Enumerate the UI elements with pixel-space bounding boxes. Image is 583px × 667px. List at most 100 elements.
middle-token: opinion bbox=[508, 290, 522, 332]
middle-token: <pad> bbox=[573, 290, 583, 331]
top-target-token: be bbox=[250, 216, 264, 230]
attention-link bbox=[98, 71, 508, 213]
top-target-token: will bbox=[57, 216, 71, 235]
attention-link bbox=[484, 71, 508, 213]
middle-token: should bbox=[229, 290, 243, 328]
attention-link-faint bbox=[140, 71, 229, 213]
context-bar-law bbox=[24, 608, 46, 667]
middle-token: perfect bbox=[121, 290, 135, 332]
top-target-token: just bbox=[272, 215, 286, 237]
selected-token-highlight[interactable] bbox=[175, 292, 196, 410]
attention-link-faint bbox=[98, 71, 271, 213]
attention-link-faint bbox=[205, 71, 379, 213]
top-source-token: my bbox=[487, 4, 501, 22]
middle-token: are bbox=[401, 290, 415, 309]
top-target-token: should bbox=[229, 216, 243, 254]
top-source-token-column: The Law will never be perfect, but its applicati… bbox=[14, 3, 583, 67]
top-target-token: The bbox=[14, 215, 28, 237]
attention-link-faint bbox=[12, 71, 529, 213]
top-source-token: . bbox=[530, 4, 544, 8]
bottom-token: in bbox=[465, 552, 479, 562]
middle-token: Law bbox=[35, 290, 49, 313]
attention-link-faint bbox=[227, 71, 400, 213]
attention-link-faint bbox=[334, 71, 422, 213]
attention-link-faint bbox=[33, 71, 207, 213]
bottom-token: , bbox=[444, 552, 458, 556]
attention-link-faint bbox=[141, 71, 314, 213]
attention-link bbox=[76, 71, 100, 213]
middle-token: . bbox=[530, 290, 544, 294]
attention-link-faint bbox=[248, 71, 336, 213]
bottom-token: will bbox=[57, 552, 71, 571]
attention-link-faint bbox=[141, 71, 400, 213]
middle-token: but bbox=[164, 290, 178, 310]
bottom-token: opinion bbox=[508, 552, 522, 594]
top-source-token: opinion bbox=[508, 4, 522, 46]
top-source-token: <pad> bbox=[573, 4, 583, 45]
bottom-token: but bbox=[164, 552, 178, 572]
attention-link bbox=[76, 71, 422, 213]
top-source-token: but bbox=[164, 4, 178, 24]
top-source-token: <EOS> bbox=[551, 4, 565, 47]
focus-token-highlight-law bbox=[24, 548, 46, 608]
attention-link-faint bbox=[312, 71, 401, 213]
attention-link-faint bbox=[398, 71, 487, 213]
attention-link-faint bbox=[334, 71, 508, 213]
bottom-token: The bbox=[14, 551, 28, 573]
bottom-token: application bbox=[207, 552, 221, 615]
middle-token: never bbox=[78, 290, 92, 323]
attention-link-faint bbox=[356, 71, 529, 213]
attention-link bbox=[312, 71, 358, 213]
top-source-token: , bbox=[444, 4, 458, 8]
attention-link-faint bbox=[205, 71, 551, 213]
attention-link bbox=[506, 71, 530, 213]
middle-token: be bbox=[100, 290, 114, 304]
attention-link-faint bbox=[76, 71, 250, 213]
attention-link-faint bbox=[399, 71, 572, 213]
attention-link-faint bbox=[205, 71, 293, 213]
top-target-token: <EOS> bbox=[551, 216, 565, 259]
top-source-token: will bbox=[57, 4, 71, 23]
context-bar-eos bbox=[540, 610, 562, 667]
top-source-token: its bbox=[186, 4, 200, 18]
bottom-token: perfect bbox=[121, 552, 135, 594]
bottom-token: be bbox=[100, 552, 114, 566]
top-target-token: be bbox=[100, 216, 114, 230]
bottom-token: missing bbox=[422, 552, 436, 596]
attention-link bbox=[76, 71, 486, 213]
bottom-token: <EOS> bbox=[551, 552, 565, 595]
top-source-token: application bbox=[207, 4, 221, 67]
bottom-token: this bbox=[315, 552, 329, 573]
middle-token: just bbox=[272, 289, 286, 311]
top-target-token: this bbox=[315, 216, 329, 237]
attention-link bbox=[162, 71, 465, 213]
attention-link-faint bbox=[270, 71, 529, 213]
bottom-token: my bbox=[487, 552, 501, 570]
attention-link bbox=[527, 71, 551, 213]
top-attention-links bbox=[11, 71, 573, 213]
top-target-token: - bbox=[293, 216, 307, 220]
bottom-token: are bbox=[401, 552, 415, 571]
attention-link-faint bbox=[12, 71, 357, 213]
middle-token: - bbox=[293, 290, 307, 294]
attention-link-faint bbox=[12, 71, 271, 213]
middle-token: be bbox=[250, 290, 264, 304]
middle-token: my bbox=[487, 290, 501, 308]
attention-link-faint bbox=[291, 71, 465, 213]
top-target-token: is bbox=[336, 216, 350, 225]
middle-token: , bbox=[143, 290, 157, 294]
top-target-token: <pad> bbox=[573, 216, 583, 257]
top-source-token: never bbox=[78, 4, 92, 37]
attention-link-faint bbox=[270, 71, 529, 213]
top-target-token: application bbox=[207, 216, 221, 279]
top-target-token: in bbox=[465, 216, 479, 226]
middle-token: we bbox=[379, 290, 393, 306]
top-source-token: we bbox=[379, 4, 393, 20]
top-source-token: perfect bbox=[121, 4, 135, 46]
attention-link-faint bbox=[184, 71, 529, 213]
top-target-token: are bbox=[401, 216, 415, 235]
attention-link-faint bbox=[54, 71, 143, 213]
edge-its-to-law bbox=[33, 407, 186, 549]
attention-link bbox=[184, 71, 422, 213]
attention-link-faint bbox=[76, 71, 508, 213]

◇ ◇ ◇

TASK DETAILS:
Reproduce the data above word for word, from its first line through the line containing "attention-link-faint bbox=[205, 71, 379, 213]", with both of those lines included.

COMPLETE RESPONSE:
Enumerate the UI elements with pixel-space bounding boxes. Image is 583px × 667px. List at most 100 elements.
middle-token: opinion bbox=[508, 290, 522, 332]
middle-token: <pad> bbox=[573, 290, 583, 331]
top-target-token: be bbox=[250, 216, 264, 230]
attention-link bbox=[98, 71, 508, 213]
top-target-token: will bbox=[57, 216, 71, 235]
attention-link bbox=[484, 71, 508, 213]
middle-token: should bbox=[229, 290, 243, 328]
attention-link-faint bbox=[140, 71, 229, 213]
context-bar-law bbox=[24, 608, 46, 667]
middle-token: perfect bbox=[121, 290, 135, 332]
top-target-token: just bbox=[272, 215, 286, 237]
selected-token-highlight[interactable] bbox=[175, 292, 196, 410]
attention-link-faint bbox=[98, 71, 271, 213]
attention-link-faint bbox=[205, 71, 379, 213]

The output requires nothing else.